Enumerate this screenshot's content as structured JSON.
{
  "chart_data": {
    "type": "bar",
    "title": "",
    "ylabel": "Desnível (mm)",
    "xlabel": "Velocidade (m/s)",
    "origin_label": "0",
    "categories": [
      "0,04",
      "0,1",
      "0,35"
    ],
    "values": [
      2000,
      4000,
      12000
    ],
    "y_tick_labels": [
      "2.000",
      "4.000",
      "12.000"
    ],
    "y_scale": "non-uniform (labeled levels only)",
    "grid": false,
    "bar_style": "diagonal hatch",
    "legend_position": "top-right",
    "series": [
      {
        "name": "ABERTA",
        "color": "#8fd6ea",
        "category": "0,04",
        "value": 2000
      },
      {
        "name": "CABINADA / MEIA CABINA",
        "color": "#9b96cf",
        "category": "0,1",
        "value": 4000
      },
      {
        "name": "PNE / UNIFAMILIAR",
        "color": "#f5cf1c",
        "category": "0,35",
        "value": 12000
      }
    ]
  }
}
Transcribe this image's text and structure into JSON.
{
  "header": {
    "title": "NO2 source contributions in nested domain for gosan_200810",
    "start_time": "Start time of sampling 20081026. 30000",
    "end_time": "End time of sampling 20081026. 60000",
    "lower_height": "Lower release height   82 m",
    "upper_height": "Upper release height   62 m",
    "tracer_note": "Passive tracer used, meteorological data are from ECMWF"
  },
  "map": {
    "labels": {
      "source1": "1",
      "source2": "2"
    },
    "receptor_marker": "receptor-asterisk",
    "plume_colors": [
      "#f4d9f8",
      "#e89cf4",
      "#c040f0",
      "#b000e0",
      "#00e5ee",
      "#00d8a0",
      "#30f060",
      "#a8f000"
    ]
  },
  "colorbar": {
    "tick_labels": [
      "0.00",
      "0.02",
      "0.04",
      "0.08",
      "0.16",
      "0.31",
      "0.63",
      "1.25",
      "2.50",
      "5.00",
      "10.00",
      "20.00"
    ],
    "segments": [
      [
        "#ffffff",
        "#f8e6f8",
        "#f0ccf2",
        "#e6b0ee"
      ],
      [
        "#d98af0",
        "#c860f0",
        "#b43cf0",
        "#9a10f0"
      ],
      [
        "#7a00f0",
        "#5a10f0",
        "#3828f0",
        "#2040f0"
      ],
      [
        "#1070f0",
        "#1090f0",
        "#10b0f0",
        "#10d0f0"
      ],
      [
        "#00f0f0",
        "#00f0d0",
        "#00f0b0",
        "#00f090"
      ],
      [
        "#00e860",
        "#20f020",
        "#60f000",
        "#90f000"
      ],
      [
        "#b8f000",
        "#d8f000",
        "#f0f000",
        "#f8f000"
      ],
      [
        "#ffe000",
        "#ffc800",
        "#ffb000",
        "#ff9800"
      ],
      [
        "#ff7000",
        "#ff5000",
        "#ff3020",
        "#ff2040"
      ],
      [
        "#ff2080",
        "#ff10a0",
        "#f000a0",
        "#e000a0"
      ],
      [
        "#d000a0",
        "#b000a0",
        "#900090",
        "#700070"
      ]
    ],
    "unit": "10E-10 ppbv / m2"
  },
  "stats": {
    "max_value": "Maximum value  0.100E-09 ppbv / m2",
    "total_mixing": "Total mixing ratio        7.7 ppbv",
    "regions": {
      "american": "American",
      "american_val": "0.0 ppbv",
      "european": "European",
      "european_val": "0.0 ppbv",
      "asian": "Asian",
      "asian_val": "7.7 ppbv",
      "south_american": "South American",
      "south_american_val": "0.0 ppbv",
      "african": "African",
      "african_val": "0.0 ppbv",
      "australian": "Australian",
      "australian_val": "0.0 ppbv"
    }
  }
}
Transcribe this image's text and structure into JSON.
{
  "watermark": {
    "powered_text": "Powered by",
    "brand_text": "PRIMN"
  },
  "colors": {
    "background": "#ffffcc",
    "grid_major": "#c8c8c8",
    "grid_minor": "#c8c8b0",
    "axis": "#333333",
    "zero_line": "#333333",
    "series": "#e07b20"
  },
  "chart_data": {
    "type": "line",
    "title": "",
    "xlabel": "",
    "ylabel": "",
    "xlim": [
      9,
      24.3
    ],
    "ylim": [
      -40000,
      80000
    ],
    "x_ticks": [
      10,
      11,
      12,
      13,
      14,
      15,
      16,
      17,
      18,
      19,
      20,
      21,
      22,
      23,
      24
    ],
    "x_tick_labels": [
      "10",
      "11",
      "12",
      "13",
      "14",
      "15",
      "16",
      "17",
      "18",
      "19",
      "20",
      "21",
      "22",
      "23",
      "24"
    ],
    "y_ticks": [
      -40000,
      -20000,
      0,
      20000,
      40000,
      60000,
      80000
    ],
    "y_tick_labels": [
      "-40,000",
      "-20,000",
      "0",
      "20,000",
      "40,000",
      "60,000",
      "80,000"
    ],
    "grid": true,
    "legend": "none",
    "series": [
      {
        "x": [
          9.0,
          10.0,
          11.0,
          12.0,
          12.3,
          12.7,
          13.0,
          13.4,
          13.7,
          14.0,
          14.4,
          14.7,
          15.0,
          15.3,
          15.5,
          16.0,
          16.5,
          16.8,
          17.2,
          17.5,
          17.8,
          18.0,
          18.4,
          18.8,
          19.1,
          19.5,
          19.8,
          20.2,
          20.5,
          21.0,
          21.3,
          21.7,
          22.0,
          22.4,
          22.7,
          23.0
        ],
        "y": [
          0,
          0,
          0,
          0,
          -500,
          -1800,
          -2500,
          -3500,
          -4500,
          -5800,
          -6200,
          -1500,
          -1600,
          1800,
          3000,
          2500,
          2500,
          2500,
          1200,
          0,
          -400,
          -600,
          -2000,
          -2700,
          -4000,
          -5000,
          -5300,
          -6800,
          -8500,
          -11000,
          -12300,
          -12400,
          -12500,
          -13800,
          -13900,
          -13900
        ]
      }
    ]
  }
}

###

TASK TO CARRY OUT: Pick out and copy every line that contains the word "name".

EXERCISE RESULT:
        "name": "ABERTA",
        "name": "CABINADA / MEIA CABINA",
        "name": "PNE / UNIFAMILIAR",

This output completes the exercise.